▸ TASK TO COMPLETE
Extract all lines containing "this".

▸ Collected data
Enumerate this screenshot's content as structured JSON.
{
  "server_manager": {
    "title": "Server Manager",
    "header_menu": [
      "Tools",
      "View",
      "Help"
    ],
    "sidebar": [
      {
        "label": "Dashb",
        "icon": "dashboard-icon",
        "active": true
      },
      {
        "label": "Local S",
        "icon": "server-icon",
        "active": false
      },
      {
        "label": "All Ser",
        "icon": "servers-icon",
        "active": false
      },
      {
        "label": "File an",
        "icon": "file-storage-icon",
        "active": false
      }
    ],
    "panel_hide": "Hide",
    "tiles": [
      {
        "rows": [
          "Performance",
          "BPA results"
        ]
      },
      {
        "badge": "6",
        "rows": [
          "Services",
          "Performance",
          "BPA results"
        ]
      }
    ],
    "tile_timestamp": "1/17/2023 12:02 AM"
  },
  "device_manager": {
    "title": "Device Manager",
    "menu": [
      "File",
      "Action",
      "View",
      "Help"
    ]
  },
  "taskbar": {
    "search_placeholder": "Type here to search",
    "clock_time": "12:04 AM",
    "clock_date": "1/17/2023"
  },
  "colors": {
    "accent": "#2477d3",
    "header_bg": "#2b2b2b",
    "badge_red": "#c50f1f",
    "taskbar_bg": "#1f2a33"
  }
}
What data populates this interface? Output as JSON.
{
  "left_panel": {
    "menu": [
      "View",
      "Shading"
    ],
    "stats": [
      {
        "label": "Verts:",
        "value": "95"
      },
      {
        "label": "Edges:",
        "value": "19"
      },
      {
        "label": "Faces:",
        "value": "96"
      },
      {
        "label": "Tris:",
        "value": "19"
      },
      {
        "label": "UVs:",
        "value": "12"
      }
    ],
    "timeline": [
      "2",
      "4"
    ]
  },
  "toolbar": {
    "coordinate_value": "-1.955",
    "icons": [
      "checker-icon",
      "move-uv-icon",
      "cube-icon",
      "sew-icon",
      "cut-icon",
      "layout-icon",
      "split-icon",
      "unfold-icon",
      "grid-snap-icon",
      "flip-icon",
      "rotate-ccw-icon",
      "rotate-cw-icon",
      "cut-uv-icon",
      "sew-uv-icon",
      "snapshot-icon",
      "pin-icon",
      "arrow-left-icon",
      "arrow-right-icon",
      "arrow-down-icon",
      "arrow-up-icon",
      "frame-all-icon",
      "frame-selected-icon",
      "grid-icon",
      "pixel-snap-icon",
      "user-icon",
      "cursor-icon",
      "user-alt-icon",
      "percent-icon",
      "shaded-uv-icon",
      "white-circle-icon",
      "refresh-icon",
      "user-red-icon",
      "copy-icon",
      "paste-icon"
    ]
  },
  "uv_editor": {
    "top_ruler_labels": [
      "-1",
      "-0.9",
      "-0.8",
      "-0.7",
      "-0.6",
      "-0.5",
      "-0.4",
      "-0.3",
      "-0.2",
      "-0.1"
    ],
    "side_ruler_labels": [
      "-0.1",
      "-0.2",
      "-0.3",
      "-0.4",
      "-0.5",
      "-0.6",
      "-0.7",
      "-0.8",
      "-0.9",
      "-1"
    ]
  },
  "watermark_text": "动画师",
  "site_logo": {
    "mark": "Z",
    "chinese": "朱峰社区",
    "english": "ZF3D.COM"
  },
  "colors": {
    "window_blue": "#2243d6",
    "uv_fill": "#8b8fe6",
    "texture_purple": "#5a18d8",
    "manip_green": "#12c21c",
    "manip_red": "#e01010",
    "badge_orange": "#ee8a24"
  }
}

▸ CORRECT RESULT
Enumerate this screenshot's content as structured JSON.
What data populates this interface? Output as JSON.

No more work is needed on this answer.